* [Stored rows]:
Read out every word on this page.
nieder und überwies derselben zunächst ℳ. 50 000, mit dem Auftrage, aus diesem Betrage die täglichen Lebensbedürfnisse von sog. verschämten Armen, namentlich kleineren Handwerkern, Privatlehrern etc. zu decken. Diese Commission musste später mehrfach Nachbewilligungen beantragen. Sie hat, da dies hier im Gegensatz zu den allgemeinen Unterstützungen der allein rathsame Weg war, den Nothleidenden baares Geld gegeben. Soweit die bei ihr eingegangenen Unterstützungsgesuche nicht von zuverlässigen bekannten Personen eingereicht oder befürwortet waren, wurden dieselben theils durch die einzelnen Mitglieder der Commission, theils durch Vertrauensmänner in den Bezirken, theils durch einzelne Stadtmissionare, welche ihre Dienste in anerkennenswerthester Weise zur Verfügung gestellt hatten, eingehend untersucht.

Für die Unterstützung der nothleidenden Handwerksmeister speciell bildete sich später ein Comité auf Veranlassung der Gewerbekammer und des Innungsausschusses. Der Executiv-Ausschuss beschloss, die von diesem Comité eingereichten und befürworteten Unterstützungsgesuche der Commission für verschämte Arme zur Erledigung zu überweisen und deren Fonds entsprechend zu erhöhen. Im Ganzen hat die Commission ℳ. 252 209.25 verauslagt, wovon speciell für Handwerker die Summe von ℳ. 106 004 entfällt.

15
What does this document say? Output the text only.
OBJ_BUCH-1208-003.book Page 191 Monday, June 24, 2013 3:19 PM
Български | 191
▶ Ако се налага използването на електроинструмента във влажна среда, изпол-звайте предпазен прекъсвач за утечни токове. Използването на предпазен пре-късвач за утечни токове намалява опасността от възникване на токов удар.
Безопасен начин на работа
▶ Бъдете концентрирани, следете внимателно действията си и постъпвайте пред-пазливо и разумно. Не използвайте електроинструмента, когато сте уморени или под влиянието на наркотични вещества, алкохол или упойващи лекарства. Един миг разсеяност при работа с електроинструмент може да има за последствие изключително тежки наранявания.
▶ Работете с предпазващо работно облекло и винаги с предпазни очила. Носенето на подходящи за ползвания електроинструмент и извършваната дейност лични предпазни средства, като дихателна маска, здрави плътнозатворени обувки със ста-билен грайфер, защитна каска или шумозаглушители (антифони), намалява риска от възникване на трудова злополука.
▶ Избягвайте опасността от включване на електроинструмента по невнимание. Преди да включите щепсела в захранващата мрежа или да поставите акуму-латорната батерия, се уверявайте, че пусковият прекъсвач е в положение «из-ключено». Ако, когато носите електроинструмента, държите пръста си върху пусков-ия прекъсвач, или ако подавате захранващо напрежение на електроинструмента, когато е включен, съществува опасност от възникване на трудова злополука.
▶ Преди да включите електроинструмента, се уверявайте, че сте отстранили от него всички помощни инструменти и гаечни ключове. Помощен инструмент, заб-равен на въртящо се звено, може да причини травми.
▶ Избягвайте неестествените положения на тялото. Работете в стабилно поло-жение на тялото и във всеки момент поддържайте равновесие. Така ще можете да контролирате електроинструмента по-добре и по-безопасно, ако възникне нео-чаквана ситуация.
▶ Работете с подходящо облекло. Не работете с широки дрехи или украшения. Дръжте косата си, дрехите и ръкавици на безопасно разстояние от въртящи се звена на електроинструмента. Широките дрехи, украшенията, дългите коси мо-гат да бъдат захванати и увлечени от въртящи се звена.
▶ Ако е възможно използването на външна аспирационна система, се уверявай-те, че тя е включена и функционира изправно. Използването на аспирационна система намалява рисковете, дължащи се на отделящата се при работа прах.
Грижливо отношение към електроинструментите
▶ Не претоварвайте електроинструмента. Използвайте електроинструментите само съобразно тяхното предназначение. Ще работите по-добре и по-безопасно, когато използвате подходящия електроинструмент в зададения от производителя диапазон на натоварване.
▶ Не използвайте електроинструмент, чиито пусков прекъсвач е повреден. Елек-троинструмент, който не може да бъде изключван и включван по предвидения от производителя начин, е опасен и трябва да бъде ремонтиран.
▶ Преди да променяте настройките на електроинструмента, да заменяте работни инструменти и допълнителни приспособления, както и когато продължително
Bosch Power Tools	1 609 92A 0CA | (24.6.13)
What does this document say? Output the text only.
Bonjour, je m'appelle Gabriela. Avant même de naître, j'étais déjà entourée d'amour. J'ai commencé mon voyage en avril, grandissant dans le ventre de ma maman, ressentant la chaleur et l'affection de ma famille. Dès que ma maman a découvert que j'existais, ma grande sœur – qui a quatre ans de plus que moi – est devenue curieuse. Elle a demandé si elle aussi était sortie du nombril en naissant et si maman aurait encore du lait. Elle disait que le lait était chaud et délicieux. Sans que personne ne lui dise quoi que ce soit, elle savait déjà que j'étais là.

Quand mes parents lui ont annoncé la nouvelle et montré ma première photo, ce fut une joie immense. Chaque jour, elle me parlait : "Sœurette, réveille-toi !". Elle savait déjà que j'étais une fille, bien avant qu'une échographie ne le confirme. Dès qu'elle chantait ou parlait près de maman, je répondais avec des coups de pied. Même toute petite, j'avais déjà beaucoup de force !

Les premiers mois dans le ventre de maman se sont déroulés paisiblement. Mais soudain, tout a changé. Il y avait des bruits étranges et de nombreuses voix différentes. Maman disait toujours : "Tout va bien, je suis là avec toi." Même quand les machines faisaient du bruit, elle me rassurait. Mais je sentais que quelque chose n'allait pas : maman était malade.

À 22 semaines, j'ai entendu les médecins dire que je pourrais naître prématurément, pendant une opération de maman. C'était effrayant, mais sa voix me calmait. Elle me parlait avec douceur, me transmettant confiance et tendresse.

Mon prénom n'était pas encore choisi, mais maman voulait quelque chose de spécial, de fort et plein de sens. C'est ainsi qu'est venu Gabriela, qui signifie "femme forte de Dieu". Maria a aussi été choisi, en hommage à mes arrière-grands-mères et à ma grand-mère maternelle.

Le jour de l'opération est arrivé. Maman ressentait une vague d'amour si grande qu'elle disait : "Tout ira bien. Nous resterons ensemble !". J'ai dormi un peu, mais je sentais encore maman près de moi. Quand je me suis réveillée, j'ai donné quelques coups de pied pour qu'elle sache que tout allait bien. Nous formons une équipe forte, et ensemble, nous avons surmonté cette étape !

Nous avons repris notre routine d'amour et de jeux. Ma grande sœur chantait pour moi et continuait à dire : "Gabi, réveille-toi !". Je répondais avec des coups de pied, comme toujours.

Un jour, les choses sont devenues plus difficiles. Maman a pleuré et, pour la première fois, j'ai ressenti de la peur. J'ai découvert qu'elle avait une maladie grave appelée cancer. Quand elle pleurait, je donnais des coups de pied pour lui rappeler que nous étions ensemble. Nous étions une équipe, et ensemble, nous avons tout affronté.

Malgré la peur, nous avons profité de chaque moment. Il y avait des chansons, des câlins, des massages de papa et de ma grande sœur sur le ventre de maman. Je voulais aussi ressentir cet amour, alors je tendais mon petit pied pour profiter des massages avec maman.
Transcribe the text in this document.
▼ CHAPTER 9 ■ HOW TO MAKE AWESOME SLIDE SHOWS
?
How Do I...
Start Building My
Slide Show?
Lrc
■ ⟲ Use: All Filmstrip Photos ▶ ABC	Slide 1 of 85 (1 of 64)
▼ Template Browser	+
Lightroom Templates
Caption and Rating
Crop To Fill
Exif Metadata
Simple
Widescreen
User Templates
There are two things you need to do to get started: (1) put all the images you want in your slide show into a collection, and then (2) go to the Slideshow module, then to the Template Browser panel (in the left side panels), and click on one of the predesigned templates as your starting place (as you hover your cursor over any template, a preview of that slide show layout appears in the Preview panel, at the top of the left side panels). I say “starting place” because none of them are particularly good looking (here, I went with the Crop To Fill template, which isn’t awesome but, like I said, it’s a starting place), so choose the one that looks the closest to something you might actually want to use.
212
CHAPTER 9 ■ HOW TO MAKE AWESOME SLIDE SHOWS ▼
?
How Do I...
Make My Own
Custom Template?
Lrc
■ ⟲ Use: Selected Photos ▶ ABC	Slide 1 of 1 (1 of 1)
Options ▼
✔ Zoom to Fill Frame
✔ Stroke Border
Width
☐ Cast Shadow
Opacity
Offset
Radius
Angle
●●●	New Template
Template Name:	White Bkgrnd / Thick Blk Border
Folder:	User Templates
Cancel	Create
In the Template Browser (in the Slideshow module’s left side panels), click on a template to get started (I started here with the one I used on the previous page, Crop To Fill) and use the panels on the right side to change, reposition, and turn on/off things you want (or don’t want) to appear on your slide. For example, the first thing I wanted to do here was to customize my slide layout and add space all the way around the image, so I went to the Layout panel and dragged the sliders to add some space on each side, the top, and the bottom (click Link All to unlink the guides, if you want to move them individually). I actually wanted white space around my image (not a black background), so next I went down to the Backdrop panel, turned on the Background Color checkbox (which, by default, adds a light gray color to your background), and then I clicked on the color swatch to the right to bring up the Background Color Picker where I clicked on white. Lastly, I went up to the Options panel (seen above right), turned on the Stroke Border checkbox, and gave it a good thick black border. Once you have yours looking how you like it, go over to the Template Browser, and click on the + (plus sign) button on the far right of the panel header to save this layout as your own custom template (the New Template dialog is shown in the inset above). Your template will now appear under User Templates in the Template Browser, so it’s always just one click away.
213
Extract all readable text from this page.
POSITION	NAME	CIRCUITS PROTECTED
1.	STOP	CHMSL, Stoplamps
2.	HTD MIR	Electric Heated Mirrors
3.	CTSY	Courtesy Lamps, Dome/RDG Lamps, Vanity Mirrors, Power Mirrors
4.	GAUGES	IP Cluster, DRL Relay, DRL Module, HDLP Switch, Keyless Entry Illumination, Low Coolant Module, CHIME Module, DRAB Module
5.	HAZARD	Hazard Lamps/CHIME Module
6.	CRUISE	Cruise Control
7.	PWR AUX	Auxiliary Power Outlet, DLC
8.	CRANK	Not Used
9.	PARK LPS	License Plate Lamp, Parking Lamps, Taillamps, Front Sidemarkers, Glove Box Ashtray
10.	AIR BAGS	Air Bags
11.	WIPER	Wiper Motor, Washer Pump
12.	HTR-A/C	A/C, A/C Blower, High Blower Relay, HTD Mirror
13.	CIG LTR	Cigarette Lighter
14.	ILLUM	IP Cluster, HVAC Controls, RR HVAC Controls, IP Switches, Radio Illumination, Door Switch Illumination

* [Exercise directions]:
Scan the lines for the string "première". Pick out every line that has it.

* [Final answer]:
Quand mes parents lui ont annoncé la nouvelle et montré ma première photo, ce fut une joie immense. Chaque jour, elle me parlait : "Sœurette, réveille-toi !". Elle savait déjà que j'étais une fille, bien avant qu'une échographie ne le confirme. Dès qu'elle chantait ou parlait près de maman, je répondais avec des coups de pied. Même toute petite, j'avais déjà beaucoup de force !
Un jour, les choses sont devenues plus difficiles. Maman a pleuré et, pour la première fois, j'ai ressenti de la peur. J'ai découvert qu'elle avait une maladie grave appelée cancer. Quand elle pleurait, je donnais des coups de pied pour lui rappeler que nous étions ensemble. Nous étions une équipe, et ensemble, nous avons tout affronté.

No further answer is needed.